__Problem to solve__: Skip the images. Copy the records exactly as written.

* * *

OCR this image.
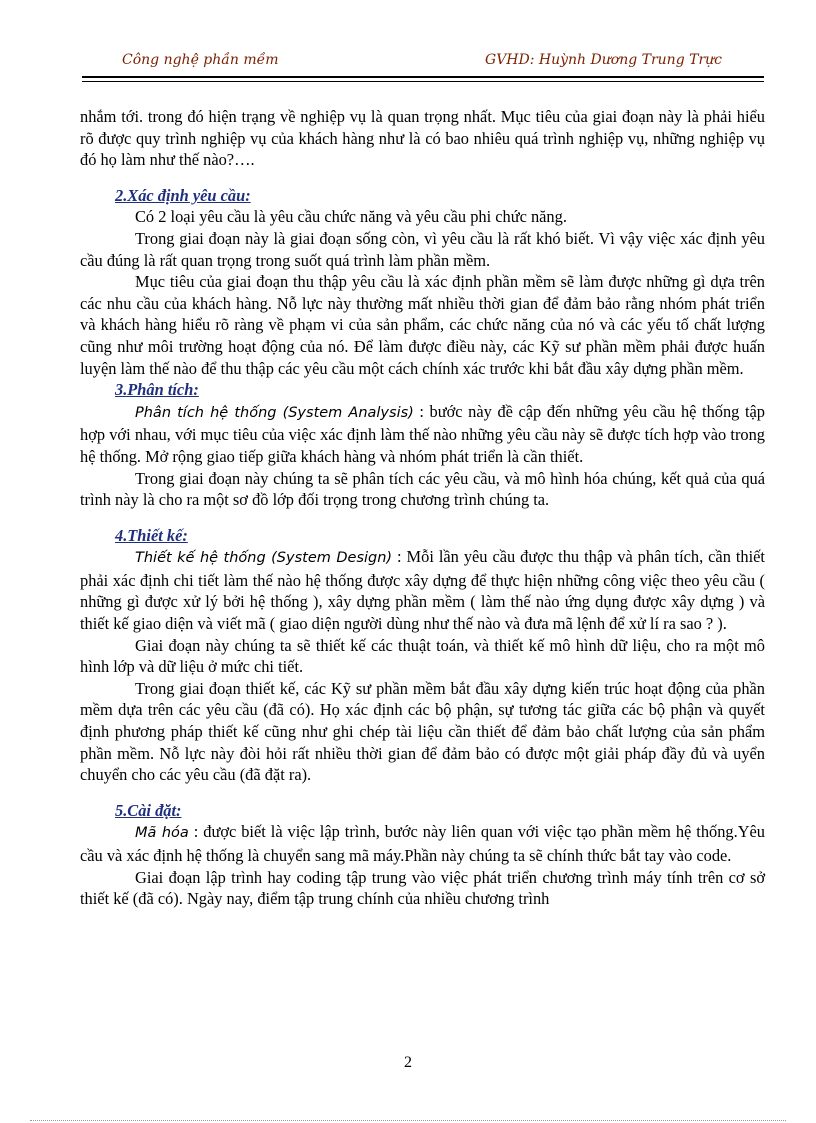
Công nghệ phần mềm	GVHD: Huỳnh Dương Trung Trực

nhắm tới. trong đó hiện trạng về nghiệp vụ là quan trọng nhất. Mục tiêu của giai đoạn này là phải hiểu rõ được quy trình nghiệp vụ của khách hàng như là có bao nhiêu quá trình nghiệp vụ, những nghiệp vụ đó họ làm như thế nào?….

2.Xác định yêu cầu:

Có 2 loại yêu cầu là yêu cầu chức năng và yêu cầu phi chức năng.

Trong giai đoạn này là giai đoạn sống còn, vì yêu cầu là rất khó biết. Vì vậy việc xác định yêu cầu đúng là rất quan trọng trong suốt quá trình làm phần mềm.

Mục tiêu của giai đoạn thu thập yêu cầu là xác định phần mềm sẽ làm được những gì dựa trên các nhu cầu của khách hàng. Nỗ lực này thường mất nhiều thời gian để đảm bảo rằng nhóm phát triển và khách hàng hiểu rõ ràng về phạm vi của sản phẩm, các chức năng của nó và các yếu tố chất lượng cũng như môi trường hoạt động của nó. Để làm được điều này, các Kỹ sư phần mềm phải được huấn luyện làm thế nào để thu thập các yêu cầu một cách chính xác trước khi bắt đầu xây dựng phần mềm.

3.Phân tích:

Phân tích hệ thống (System Analysis) : bước này đề cập đến những yêu cầu hệ thống tập hợp với nhau, với mục tiêu của việc xác định làm thế nào những yêu cầu này sẽ được tích hợp vào trong hệ thống. Mở rộng giao tiếp giữa khách hàng và nhóm phát triển là cần thiết.

Trong giai đoạn này chúng ta sẽ phân tích các yêu cầu, và mô hình hóa chúng, kết quả của quá trình này là cho ra một sơ đồ lớp đối trọng trong chương trình chúng ta.

4.Thiết kế:

Thiết kế hệ thống (System Design) : Mỗi lần yêu cầu được thu thập và phân tích, cần thiết phải xác định chi tiết làm thế nào hệ thống được xây dựng để thực hiện những công việc theo yêu cầu ( những gì được xử lý bởi hệ thống ), xây dựng phần mềm ( làm thế nào ứng dụng được xây dựng ) và thiết kế giao diện và viết mã ( giao diện người dùng như thế nào và đưa mã lệnh để xử lí ra sao ? ).

Giai đoạn này chúng ta sẽ thiết kế các thuật toán, và thiết kế mô hình dữ liệu, cho ra một mô hình lớp và dữ liệu ở mức chi tiết.

Trong giai đoạn thiết kế, các Kỹ sư phần mềm bắt đầu xây dựng kiến trúc hoạt động của phần mềm dựa trên các yêu cầu (đã có). Họ xác định các bộ phận, sự tương tác giữa các bộ phận và quyết định phương pháp thiết kế cũng như ghi chép tài liệu cần thiết để đảm bảo chất lượng của sản phẩm phần mềm. Nỗ lực này đòi hỏi rất nhiều thời gian để đảm bảo có được một giải pháp đầy đủ và uyển chuyển cho các yêu cầu (đã đặt ra).

5.Cài đặt:

Mã hóa : được biết là việc lập trình, bước này liên quan với việc tạo phần mềm hệ thống.Yêu cầu và xác định hệ thống là chuyển sang mã máy.Phần này chúng ta sẽ chính thức bắt tay vào code.

Giai đoạn lập trình hay coding tập trung vào việc phát triển chương trình máy tính trên cơ sở thiết kế (đã có). Ngày nay, điểm tập trung chính của nhiều chương trình

2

* * *

__Completed exercise__:
OCR this image.
Công nghệ phần mềm	GVHD: Huỳnh Dương Trung Trực

nhắm tới. trong đó hiện trạng về nghiệp vụ là quan trọng nhất. Mục tiêu của giai đoạn này là phải hiểu rõ được quy trình nghiệp vụ của khách hàng như là có bao nhiêu quá trình nghiệp vụ, những nghiệp vụ đó họ làm như thế nào?….

2.Xác định yêu cầu:

Có 2 loại yêu cầu là yêu cầu chức năng và yêu cầu phi chức năng.

Trong giai đoạn này là giai đoạn sống còn, vì yêu cầu là rất khó biết. Vì vậy việc xác định yêu cầu đúng là rất quan trọng trong suốt quá trình làm phần mềm.

Mục tiêu của giai đoạn thu thập yêu cầu là xác định phần mềm sẽ làm được những gì dựa trên các nhu cầu của khách hàng. Nỗ lực này thường mất nhiều thời gian để đảm bảo rằng nhóm phát triển và khách hàng hiểu rõ ràng về phạm vi của sản phẩm, các chức năng của nó và các yếu tố chất lượng cũng như môi trường hoạt động của nó. Để làm được điều này, các Kỹ sư phần mềm phải được huấn luyện làm thế nào để thu thập các yêu cầu một cách chính xác trước khi bắt đầu xây dựng phần mềm.

3.Phân tích:

Phân tích hệ thống (System Analysis) : bước này đề cập đến những yêu cầu hệ thống tập hợp với nhau, với mục tiêu của việc xác định làm thế nào những yêu cầu này sẽ được tích hợp vào trong hệ thống. Mở rộng giao tiếp giữa khách hàng và nhóm phát triển là cần thiết.

Trong giai đoạn này chúng ta sẽ phân tích các yêu cầu, và mô hình hóa chúng, kết quả của quá trình này là cho ra một sơ đồ lớp đối trọng trong chương trình chúng ta.

4.Thiết kế:

Thiết kế hệ thống (System Design) : Mỗi lần yêu cầu được thu thập và phân tích, cần thiết phải xác định chi tiết làm thế nào hệ thống được xây dựng để thực hiện những công việc theo yêu cầu ( những gì được xử lý bởi hệ thống ), xây dựng phần mềm ( làm thế nào ứng dụng được xây dựng ) và thiết kế giao diện và viết mã ( giao diện người dùng như thế nào và đưa mã lệnh để xử lí ra sao ? ).

Giai đoạn này chúng ta sẽ thiết kế các thuật toán, và thiết kế mô hình dữ liệu, cho ra một mô hình lớp và dữ liệu ở mức chi tiết.

Trong giai đoạn thiết kế, các Kỹ sư phần mềm bắt đầu xây dựng kiến trúc hoạt động của phần mềm dựa trên các yêu cầu (đã có). Họ xác định các bộ phận, sự tương tác giữa các bộ phận và quyết định phương pháp thiết kế cũng như ghi chép tài liệu cần thiết để đảm bảo chất lượng của sản phẩm phần mềm. Nỗ lực này đòi hỏi rất nhiều thời gian để đảm bảo có được một giải pháp đầy đủ và uyển chuyển cho các yêu cầu (đã đặt ra).

5.Cài đặt:

Mã hóa : được biết là việc lập trình, bước này liên quan với việc tạo phần mềm hệ thống.Yêu cầu và xác định hệ thống là chuyển sang mã máy.Phần này chúng ta sẽ chính thức bắt tay vào code.

Giai đoạn lập trình hay coding tập trung vào việc phát triển chương trình máy tính trên cơ sở thiết kế (đã có). Ngày nay, điểm tập trung chính của nhiều chương trình

2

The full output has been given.